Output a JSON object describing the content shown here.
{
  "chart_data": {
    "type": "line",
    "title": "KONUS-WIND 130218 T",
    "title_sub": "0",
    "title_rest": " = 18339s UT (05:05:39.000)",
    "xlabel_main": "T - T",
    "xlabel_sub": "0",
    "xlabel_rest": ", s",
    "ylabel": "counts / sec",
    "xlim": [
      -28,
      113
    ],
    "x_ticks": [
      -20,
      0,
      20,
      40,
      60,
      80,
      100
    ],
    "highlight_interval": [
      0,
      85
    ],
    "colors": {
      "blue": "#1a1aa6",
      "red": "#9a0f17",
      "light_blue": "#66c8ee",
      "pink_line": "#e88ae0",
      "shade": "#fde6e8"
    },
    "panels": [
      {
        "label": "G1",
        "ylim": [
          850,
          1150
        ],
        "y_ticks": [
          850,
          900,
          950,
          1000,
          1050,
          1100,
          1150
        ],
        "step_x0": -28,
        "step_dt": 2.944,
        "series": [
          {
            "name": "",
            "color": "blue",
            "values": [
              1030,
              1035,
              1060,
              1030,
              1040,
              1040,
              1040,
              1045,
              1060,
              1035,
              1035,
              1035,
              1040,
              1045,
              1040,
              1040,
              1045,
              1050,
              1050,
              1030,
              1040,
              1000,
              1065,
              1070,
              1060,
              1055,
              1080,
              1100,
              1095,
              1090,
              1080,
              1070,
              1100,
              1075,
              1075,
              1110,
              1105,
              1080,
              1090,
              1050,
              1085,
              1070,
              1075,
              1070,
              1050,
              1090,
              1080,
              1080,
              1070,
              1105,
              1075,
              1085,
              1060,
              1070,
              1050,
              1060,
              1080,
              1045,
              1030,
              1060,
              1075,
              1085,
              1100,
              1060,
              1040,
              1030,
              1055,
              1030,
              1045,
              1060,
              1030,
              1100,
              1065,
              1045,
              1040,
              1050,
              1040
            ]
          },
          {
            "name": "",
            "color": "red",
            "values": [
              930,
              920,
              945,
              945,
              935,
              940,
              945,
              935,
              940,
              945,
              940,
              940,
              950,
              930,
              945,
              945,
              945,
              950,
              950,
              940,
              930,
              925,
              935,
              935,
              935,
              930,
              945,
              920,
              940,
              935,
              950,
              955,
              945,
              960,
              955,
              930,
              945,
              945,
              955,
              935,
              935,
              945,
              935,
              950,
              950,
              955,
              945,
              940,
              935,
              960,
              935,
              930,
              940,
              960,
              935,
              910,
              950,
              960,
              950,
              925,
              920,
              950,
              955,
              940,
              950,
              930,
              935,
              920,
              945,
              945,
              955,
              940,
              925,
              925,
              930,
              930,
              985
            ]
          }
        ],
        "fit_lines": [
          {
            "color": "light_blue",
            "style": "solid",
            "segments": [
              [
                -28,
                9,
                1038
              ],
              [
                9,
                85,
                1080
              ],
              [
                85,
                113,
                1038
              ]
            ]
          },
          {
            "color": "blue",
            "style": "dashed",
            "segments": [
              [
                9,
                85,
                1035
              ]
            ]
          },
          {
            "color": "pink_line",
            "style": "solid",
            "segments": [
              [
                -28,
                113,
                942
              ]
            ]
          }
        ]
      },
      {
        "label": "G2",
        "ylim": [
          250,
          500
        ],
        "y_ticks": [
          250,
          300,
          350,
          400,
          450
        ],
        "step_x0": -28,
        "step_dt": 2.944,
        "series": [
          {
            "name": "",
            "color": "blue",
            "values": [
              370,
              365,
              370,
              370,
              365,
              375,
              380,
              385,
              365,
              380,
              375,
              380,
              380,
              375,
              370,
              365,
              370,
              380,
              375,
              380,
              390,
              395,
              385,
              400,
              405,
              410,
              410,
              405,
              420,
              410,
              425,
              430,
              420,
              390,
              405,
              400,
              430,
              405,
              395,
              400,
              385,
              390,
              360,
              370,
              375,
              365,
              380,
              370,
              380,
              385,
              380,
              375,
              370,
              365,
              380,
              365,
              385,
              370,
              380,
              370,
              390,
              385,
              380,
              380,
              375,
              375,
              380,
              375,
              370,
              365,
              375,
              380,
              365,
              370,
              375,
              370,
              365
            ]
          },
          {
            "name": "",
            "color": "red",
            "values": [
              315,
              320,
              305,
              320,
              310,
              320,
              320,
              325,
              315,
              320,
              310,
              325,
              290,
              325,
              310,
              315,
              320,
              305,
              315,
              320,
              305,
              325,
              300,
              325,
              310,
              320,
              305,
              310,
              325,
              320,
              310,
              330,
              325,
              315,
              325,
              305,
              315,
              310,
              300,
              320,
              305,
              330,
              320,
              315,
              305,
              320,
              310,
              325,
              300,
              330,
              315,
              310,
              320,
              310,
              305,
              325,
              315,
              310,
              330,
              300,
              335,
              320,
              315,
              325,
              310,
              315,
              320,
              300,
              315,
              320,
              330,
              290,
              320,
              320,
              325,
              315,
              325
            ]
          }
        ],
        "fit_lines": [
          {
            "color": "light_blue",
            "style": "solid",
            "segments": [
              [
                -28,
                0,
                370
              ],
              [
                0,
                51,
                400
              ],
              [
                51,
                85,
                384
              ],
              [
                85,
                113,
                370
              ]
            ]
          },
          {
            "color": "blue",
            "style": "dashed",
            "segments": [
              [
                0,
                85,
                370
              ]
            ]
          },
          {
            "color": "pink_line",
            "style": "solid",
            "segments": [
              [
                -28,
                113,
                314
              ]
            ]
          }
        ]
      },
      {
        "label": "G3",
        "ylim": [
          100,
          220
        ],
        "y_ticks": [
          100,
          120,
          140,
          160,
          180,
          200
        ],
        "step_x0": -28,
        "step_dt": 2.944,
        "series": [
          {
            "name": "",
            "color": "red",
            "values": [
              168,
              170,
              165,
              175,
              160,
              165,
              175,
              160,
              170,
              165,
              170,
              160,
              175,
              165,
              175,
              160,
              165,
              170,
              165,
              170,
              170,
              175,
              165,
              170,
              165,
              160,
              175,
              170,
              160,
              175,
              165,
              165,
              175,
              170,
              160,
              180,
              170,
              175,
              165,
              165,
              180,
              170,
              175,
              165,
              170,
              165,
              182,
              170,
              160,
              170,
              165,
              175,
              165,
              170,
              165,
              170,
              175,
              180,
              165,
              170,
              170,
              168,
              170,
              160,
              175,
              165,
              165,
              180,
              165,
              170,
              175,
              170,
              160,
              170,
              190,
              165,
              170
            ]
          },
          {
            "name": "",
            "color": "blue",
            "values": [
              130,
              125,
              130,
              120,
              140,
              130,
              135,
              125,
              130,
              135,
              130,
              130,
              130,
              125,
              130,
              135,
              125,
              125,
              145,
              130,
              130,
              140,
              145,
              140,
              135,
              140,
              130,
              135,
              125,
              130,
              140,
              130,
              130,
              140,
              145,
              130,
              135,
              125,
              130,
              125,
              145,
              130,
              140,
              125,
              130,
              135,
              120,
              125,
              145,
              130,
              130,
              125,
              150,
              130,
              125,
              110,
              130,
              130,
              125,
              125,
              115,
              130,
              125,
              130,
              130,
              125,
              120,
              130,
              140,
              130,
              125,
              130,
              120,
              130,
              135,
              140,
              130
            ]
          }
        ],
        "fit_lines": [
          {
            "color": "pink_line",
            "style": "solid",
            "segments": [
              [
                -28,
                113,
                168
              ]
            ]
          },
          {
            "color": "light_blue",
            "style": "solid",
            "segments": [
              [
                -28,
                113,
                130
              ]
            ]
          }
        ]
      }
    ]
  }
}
====================
Your task is to print the whole listing again exactly.

Output a JSON object describing the content shown here.
{
  "chart_data": {
    "type": "line",
    "title": "KONUS-WIND 130218 T",
    "title_sub": "0",
    "title_rest": " = 18339s UT (05:05:39.000)",
    "xlabel_main": "T - T",
    "xlabel_sub": "0",
    "xlabel_rest": ", s",
    "ylabel": "counts / sec",
    "xlim": [
      -28,
      113
    ],
    "x_ticks": [
      -20,
      0,
      20,
      40,
      60,
      80,
      100
    ],
    "highlight_interval": [
      0,
      85
    ],
    "colors": {
      "blue": "#1a1aa6",
      "red": "#9a0f17",
      "light_blue": "#66c8ee",
      "pink_line": "#e88ae0",
      "shade": "#fde6e8"
    },
    "panels": [
      {
        "label": "G1",
        "ylim": [
          850,
          1150
        ],
        "y_ticks": [
          850,
          900,
          950,
          1000,
          1050,
          1100,
          1150
        ],
        "step_x0": -28,
        "step_dt": 2.944,
        "series": [
          {
            "name": "",
            "color": "blue",
            "values": [
              1030,
              1035,
              1060,
              1030,
              1040,
              1040,
              1040,
              1045,
              1060,
              1035,
              1035,
              1035,
              1040,
              1045,
              1040,
              1040,
              1045,
              1050,
              1050,
              1030,
              1040,
              1000,
              1065,
              1070,
              1060,
              1055,
              1080,
              1100,
              1095,
              1090,
              1080,
              1070,
              1100,
              1075,
              1075,
              1110,
              1105,
              1080,
              1090,
              1050,
              1085,
              1070,
              1075,
              1070,
              1050,
              1090,
              1080,
              1080,
              1070,
              1105,
              1075,
              1085,
              1060,
              1070,
              1050,
              1060,
              1080,
              1045,
              1030,
              1060,
              1075,
              1085,
              1100,
              1060,
              1040,
              1030,
              1055,
              1030,
              1045,
              1060,
              1030,
              1100,
              1065,
              1045,
              1040,
              1050,
              1040
            ]
          },
          {
            "name": "",
            "color": "red",
            "values": [
              930,
              920,
              945,
              945,
              935,
              940,
              945,
              935,
              940,
              945,
              940,
              940,
              950,
              930,
              945,
              945,
              945,
              950,
              950,
              940,
              930,
              925,
              935,
              935,
              935,
              930,
              945,
              920,
              940,
              935,
              950,
              955,
              945,
              960,
              955,
              930,
              945,
              945,
              955,
              935,
              935,
              945,
              935,
              950,
              950,
              955,
              945,
              940,
              935,
              960,
              935,
              930,
              940,
              960,
              935,
              910,
              950,
              960,
              950,
              925,
              920,
              950,
              955,
              940,
              950,
              930,
              935,
              920,
              945,
              945,
              955,
              940,
              925,
              925,
              930,
              930,
              985
            ]
          }
        ],
        "fit_lines": [
          {
            "color": "light_blue",
            "style": "solid",
            "segments": [
              [
                -28,
                9,
                1038
              ],
              [
                9,
                85,
                1080
              ],
              [
                85,
                113,
                1038
              ]
            ]
          },
          {
            "color": "blue",
            "style": "dashed",
            "segments": [
              [
                9,
                85,
                1035
              ]
            ]
          },
          {
            "color": "pink_line",
            "style": "solid",
            "segments": [
              [
                -28,
                113,
                942
              ]
            ]
          }
        ]
      },
      {
        "label": "G2",
        "ylim": [
          250,
          500
        ],
        "y_ticks": [
          250,
          300,
          350,
          400,
          450
        ],
        "step_x0": -28,
        "step_dt": 2.944,
        "series": [
          {
            "name": "",
            "color": "blue",
            "values": [
              370,
              365,
              370,
              370,
              365,
              375,
              380,
              385,
              365,
              380,
              375,
              380,
              380,
              375,
              370,
              365,
              370,
              380,
              375,
              380,
              390,
              395,
              385,
              400,
              405,
              410,
              410,
              405,
              420,
              410,
              425,
              430,
              420,
              390,
              405,
              400,
              430,
              405,
              395,
              400,
              385,
              390,
              360,
              370,
              375,
              365,
              380,
              370,
              380,
              385,
              380,
              375,
              370,
              365,
              380,
              365,
              385,
              370,
              380,
              370,
              390,
              385,
              380,
              380,
              375,
              375,
              380,
              375,
              370,
              365,
              375,
              380,
              365,
              370,
              375,
              370,
              365
            ]
          },
          {
            "name": "",
            "color": "red",
            "values": [
              315,
              320,
              305,
              320,
              310,
              320,
              320,
              325,
              315,
              320,
              310,
              325,
              290,
              325,
              310,
              315,
              320,
              305,
              315,
              320,
              305,
              325,
              300,
              325,
              310,
              320,
              305,
              310,
              325,
              320,
              310,
              330,
              325,
              315,
              325,
              305,
              315,
              310,
              300,
              320,
              305,
              330,
              320,
              315,
              305,
              320,
              310,
              325,
              300,
              330,
              315,
              310,
              320,
              310,
              305,
              325,
              315,
              310,
              330,
              300,
              335,
              320,
              315,
              325,
              310,
              315,
              320,
              300,
              315,
              320,
              330,
              290,
              320,
              320,
              325,
              315,
              325
            ]
          }
        ],
        "fit_lines": [
          {
            "color": "light_blue",
            "style": "solid",
            "segments": [
              [
                -28,
                0,
                370
              ],
              [
                0,
                51,
                400
              ],
              [
                51,
                85,
                384
              ],
              [
                85,
                113,
                370
              ]
            ]
          },
          {
            "color": "blue",
            "style": "dashed",
            "segments": [
              [
                0,
                85,
                370
              ]
            ]
          },
          {
            "color": "pink_line",
            "style": "solid",
            "segments": [
              [
                -28,
                113,
                314
              ]
            ]
          }
        ]
      },
      {
        "label": "G3",
        "ylim": [
          100,
          220
        ],
        "y_ticks": [
          100,
          120,
          140,
          160,
          180,
          200
        ],
        "step_x0": -28,
        "step_dt": 2.944,
        "series": [
          {
            "name": "",
            "color": "red",
            "values": [
              168,
              170,
              165,
              175,
              160,
              165,
              175,
              160,
              170,
              165,
              170,
              160,
              175,
              165,
              175,
              160,
              165,
              170,
              165,
              170,
              170,
              175,
              165,
              170,
              165,
              160,
              175,
              170,
              160,
              175,
              165,
              165,
              175,
              170,
              160,
              180,
              170,
              175,
              165,
              165,
              180,
              170,
              175,
              165,
              170,
              165,
              182,
              170,
              160,
              170,
              165,
              175,
              165,
              170,
              165,
              170,
              175,
              180,
              165,
              170,
              170,
              168,
              170,
              160,
              175,
              165,
              165,
              180,
              165,
              170,
              175,
              170,
              160,
              170,
              190,
              165,
              170
            ]
          },
          {
            "name": "",
            "color": "blue",
            "values": [
              130,
              125,
              130,
              120,
              140,
              130,
              135,
              125,
              130,
              135,
              130,
              130,
              130,
              125,
              130,
              135,
              125,
              125,
              145,
              130,
              130,
              140,
              145,
              140,
              135,
              140,
              130,
              135,
              125,
              130,
              140,
              130,
              130,
              140,
              145,
              130,
              135,
              125,
              130,
              125,
              145,
              130,
              140,
              125,
              130,
              135,
              120,
              125,
              145,
              130,
              130,
              125,
              150,
              130,
              125,
              110,
              130,
              130,
              125,
              125,
              115,
              130,
              125,
              130,
              130,
              125,
              120,
              130,
              140,
              130,
              125,
              130,
              120,
              130,
              135,
              140,
              130
            ]
          }
        ],
        "fit_lines": [
          {
            "color": "pink_line",
            "style": "solid",
            "segments": [
              [
                -28,
                113,
                168
              ]
            ]
          },
          {
            "color": "light_blue",
            "style": "solid",
            "segments": [
              [
                -28,
                113,
                130
              ]
            ]
          }
        ]
      }
    ]
  }
}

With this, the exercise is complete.